Data for this exercise:

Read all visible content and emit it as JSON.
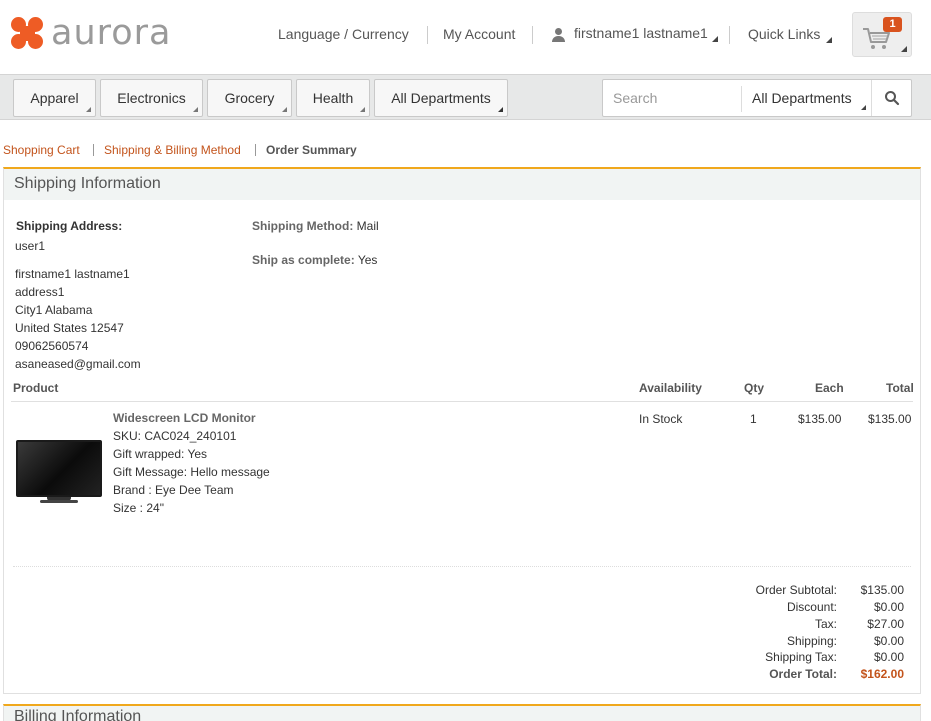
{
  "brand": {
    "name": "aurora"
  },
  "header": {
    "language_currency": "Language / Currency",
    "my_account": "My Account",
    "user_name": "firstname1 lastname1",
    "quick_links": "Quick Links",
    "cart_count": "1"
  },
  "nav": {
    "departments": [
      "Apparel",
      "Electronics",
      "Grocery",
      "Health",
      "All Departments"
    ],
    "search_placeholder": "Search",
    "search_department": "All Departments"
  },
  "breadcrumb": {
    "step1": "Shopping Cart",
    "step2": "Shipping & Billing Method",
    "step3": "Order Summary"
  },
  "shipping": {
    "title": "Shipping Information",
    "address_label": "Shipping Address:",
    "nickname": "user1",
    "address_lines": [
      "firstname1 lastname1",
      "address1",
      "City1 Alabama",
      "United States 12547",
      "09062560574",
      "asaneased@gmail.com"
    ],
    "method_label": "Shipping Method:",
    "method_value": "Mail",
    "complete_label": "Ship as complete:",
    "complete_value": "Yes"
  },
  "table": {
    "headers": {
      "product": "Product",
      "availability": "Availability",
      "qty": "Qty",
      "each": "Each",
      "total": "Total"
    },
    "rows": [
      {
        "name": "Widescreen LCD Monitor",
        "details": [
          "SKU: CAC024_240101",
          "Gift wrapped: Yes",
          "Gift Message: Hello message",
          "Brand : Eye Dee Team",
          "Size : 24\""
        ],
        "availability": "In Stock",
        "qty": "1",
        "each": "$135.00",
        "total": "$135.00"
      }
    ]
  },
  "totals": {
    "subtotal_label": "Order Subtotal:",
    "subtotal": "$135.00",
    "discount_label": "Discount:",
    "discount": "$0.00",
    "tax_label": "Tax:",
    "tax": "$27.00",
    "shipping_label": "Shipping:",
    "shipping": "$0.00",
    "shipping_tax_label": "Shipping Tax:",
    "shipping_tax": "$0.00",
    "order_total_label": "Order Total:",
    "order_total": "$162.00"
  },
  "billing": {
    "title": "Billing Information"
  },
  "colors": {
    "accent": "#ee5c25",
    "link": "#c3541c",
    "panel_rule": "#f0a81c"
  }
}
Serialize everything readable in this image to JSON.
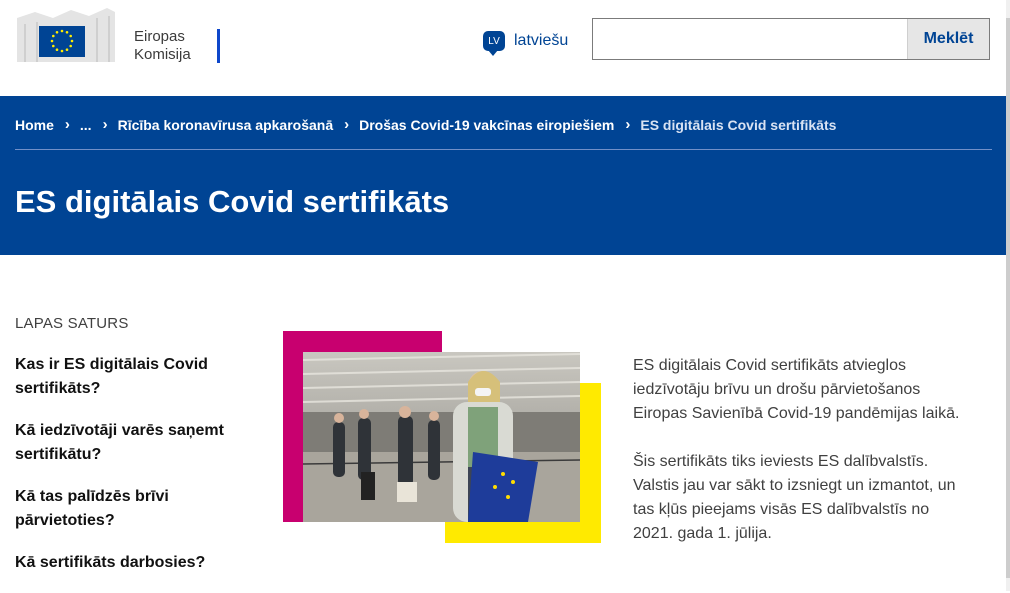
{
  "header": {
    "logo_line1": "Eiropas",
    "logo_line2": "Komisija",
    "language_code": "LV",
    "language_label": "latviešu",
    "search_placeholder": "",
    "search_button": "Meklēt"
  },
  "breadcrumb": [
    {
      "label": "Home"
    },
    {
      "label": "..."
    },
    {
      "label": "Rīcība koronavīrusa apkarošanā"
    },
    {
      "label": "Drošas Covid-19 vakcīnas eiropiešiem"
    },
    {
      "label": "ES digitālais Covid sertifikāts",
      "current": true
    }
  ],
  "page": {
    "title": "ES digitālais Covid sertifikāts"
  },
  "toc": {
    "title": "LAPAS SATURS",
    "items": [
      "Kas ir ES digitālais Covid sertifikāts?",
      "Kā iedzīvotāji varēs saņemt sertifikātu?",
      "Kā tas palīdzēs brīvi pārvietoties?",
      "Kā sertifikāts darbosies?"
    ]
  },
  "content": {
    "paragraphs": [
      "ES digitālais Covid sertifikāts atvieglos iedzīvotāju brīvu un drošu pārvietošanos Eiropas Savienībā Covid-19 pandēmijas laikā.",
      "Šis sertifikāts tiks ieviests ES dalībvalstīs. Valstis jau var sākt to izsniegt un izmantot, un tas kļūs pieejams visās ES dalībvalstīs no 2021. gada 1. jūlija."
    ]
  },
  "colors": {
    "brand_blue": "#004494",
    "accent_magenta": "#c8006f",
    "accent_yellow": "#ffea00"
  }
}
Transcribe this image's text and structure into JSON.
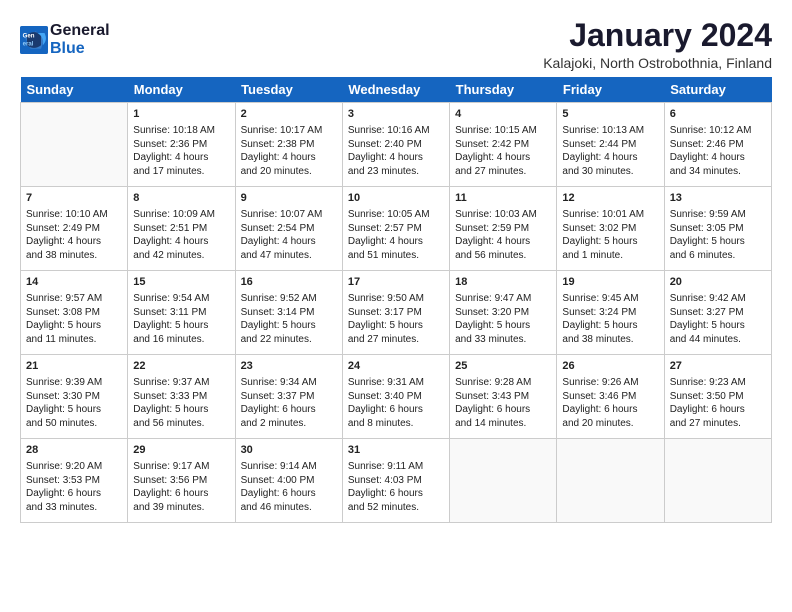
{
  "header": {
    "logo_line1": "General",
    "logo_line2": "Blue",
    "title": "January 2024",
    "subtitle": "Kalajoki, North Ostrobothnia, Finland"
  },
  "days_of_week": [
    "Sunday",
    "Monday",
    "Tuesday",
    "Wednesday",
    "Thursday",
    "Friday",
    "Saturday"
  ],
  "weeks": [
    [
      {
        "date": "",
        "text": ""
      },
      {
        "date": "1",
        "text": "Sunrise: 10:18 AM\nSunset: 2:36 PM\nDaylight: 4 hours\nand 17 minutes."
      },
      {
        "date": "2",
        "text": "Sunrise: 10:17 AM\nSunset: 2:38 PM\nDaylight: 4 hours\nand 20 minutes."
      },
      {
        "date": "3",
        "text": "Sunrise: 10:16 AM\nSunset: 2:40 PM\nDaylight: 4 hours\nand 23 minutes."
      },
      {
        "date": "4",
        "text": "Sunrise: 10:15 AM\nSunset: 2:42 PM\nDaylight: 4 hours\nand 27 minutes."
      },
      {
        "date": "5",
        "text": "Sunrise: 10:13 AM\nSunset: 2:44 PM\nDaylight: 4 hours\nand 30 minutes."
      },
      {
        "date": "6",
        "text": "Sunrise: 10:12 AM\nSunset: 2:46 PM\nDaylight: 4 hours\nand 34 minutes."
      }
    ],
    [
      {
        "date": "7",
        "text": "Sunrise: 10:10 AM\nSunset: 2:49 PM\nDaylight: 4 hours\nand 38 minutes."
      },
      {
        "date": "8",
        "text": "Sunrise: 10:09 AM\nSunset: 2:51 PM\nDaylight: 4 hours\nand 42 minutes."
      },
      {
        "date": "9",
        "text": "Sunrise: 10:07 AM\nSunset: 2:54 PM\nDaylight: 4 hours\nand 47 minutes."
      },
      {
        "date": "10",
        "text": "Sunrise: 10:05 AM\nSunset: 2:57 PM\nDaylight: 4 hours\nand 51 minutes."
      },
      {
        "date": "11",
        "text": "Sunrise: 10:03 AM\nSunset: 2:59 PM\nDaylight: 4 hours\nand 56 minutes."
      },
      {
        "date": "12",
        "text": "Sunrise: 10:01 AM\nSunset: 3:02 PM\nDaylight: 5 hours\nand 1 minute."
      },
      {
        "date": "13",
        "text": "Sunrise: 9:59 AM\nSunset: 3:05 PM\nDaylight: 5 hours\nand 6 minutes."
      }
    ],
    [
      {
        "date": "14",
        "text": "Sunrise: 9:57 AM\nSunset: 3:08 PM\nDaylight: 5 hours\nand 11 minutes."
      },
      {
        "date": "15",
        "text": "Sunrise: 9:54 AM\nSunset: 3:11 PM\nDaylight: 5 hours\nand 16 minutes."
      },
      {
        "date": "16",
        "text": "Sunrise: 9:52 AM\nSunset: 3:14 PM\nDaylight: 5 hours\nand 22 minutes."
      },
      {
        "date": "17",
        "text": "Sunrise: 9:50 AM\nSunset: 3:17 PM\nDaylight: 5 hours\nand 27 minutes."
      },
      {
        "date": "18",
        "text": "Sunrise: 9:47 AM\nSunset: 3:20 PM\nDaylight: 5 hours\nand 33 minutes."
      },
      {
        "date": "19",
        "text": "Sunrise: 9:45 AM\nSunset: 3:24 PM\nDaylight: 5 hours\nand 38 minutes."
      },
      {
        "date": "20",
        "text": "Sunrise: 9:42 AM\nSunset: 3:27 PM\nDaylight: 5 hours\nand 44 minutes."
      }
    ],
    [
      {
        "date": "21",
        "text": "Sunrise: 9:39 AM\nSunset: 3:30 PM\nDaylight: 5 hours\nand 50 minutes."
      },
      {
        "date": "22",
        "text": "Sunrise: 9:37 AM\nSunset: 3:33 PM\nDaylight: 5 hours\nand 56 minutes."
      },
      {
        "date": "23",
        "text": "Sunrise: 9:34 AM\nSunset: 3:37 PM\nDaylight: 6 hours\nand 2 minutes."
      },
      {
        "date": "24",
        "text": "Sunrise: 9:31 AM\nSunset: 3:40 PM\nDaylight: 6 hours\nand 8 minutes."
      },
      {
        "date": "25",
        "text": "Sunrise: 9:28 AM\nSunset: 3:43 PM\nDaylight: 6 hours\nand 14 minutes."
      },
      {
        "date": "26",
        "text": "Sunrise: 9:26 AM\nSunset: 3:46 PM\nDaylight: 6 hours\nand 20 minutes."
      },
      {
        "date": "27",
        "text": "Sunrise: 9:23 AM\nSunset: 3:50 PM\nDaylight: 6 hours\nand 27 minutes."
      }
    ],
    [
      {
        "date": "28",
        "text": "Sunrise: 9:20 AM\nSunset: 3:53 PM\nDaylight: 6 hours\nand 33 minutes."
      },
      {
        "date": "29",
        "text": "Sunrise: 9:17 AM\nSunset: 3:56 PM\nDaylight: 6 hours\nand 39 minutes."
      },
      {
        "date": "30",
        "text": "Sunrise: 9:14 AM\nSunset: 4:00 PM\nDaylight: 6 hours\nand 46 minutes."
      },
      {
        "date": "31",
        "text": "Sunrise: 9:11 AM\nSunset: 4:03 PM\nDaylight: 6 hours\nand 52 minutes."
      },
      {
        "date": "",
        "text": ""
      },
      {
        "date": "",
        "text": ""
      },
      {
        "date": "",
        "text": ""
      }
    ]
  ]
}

---

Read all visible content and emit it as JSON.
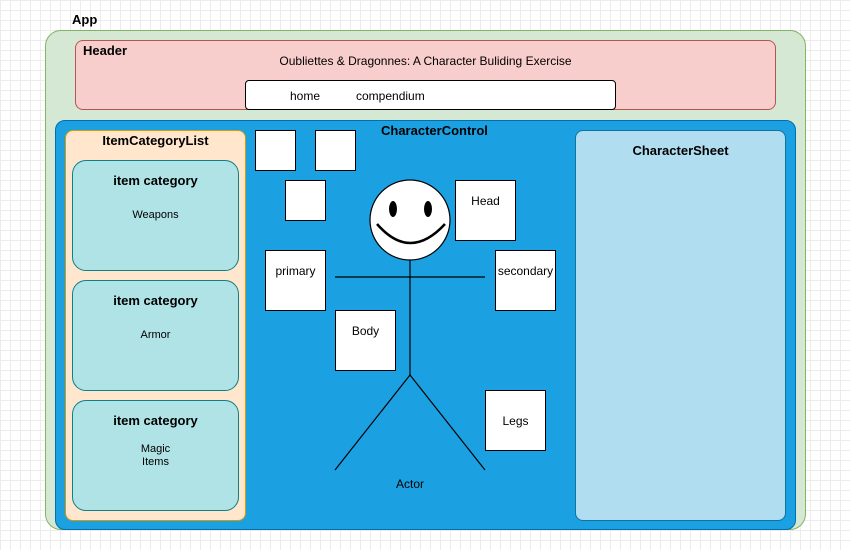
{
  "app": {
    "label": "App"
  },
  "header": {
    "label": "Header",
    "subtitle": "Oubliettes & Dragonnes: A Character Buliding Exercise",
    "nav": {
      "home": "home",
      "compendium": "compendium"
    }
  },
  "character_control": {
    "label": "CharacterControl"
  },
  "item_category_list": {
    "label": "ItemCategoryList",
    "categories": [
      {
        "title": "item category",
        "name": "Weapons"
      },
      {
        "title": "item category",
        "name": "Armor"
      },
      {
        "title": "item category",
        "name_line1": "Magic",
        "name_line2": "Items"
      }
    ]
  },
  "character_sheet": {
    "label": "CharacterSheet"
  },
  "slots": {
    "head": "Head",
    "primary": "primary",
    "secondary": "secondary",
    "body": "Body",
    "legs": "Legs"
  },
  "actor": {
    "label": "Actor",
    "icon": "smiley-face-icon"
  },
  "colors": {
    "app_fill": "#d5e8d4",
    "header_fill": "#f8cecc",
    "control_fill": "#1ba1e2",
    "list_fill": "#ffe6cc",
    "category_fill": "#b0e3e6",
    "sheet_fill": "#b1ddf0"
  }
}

Do this: Filter the listing above by the word "subtitle"; copy each line that passes.

Worked solution:
    "subtitle": "Kalajoki, North Ostrobothnia, Finland"
    "subtitle": "Oubliettes & Dragonnes: A Character Buliding Exercise",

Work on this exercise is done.